#### GIVEN TEXT:
•••
Anaphylactoid reactions, like anaphylaxis, may have a fatal outcome.
SLE and mixed connective tissue disease: In patients with systemic lupus erythematosus (SLE) and mixed connective tissue disorders, there may be an increased risk of aseptic meningitis.
Ocular effects: Studies have not shown changes in the eye attributable to naproxen administration. In rare cases, adverse ocular disorders including papillitis, retrobulbar optic neuritis, and papilloedema, have been reported in users of NSAIDs including naproxen, although a cause-and-effect relationship cannot be established; accordingly, patients who develop visual disturbances during treatment with naproxen-containing products should have an ophthalmological examination.
The use of naproxen may impair female fertility and is not recommended in women attempting to conceive. In women who have difficulties conceiving or who are undergoing investigation of infertility, withdrawal of naproxen should be considered.
Anti-inflammatory analgesics may aggravate bronchospasm in patients with allergic disease.
As with other non-steroidal anti-inflammatory drugs, elevations of one or more liver function tests may occur. Hepatic abnormalities may be the result of hypersensitivity rather than direct toxicity. Severe hepatic reactions, including jaundice and hepatitis (some cases of hepatitis have been fatal), have been reported with this drug as with other non-steroidal anti-inflammatory drugs. Cross-reactivity has been reported.
Chronic alcoholic liver disease and probably also other forms of cirrhosis reduce the total plasma concentration of naproxen, but the plasma concentration of unbound naproxen is increased. The implication of this finding for naproxen dosing is unknown but it is prudent to use the lowest effective dose. Naproxen is contraindicated in patients with severe hepatic impairment.
Pseudoporphyria (blistering cutaneous photosensitivity) has been reported in up to 10% of pediatric rheumatic patients in connection with naproxen treatment exceeding four weeks. Patients should be monitored for this reversible phenomenon and the use of the preparation should be discontinued if symptoms occur.
•••
#### DATASET EXCERPTS:
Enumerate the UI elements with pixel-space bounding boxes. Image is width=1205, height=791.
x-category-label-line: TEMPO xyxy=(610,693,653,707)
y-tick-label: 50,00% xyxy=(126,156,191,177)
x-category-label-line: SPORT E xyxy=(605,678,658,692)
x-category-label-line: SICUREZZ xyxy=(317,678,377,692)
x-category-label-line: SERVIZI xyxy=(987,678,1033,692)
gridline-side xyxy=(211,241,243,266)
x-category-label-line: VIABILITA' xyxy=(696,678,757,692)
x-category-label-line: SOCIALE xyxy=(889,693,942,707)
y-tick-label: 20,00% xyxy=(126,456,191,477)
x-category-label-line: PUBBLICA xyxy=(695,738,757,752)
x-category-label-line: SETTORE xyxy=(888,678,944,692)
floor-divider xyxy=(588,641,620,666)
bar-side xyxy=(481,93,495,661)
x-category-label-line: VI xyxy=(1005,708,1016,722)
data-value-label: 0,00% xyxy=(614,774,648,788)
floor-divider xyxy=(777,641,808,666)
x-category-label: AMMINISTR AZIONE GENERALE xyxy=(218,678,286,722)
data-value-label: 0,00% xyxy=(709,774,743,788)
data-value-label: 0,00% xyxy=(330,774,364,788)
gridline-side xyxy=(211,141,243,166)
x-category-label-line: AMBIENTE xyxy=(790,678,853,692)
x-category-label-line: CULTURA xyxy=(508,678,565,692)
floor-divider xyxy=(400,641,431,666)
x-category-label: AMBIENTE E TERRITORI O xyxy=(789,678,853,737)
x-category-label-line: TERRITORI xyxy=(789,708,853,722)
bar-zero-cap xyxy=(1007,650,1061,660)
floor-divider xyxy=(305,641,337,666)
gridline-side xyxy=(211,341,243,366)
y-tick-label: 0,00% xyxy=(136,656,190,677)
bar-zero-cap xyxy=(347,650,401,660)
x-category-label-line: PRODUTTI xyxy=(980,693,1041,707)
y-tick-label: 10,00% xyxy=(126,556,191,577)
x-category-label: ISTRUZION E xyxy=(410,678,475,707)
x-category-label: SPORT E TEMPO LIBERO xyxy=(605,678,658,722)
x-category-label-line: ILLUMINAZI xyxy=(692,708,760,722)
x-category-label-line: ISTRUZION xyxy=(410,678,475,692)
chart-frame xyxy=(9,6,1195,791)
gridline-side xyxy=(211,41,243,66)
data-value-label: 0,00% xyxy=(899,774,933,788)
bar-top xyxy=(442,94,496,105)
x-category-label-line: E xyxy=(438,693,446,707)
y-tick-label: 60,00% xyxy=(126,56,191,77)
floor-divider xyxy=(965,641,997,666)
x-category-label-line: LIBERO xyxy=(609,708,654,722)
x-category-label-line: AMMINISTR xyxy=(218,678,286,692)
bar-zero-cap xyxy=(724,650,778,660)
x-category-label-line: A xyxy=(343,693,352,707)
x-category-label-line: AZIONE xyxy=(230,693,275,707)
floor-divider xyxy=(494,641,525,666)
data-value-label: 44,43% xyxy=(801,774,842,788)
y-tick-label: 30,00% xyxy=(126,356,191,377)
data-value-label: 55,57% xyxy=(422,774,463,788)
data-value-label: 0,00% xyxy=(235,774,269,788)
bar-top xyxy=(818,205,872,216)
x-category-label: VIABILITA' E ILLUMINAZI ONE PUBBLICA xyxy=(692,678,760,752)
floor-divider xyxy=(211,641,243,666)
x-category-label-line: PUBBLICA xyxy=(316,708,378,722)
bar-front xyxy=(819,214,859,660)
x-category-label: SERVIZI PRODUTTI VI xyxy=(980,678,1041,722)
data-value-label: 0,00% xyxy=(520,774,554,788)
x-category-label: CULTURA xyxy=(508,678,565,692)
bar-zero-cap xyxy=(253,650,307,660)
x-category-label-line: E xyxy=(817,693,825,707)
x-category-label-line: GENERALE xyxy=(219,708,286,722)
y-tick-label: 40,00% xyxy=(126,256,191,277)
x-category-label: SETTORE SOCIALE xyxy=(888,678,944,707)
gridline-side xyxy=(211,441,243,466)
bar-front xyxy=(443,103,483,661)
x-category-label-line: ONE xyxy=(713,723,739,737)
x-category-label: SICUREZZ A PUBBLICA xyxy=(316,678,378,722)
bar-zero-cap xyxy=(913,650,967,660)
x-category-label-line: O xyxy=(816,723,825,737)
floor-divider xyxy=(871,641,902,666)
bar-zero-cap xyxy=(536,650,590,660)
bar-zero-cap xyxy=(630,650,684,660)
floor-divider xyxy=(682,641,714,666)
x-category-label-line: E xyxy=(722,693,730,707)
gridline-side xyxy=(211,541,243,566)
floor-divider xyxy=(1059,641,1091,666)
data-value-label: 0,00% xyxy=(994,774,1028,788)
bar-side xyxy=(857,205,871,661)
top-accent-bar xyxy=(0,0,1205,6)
•••
#### QUESTIONS ON THE MATERIAL:
A: List the adverse ocular disorders that the naproxen precautions text says have been reported in users of NSAIDs including naproxen.
B: Continue the naproxen precautions text from its last sentence.
The records are material separate from the naproxen precautions text.

#### OUTPUTS IN ORDER:
A: Papillitis, retrobulbar optic neuritis, and papilloedema.

B:
The antipyretic and anti-inflammatory activities of naproxen may reduce fever and inflammation, thereby diminishing their utility as diagnostic signs.
Excipients: Naproxen oral suspension contains methyl parahydroxybenzoate and propyl parahydroxybenzoate which may cause allergic reactions (possibly delayed).
Naproxen oral suspension contains 400 mg/mL sorbitol. Daily doses as per instructions yield 1.6 g-20 g sorbitol. Patients with rare hereditary problems of fructose intolerance should not take this medicine. Sorbitol may have a mild laxative effect.
This medicinal product contains 0.8 mg/mL sodium, 24 mg sodium per 30 mL dose, which is equivalent to 1.2% of the WHO recommended maximum daily intake of 2 g sodium for an adult.
Effects on Ability to Drive and Use Machines: Usually, naproxen has no influence on the ability to drive and use machines. Occasional adverse effects include tiredness, difficulty in ability to concentrate, dizziness, or visual disturbances. If these symptoms occur, driving a car or using machines should be avoided.
Use in the Elderly: The elderly have an increased frequency of adverse reactions to NSAIDs; especially gastrointestinal bleeding and perforation which may be fatal. Prolonged use of NSAIDs in these patients is not recommended. Where prolonged therapy is required, patients should be reviewed regularly.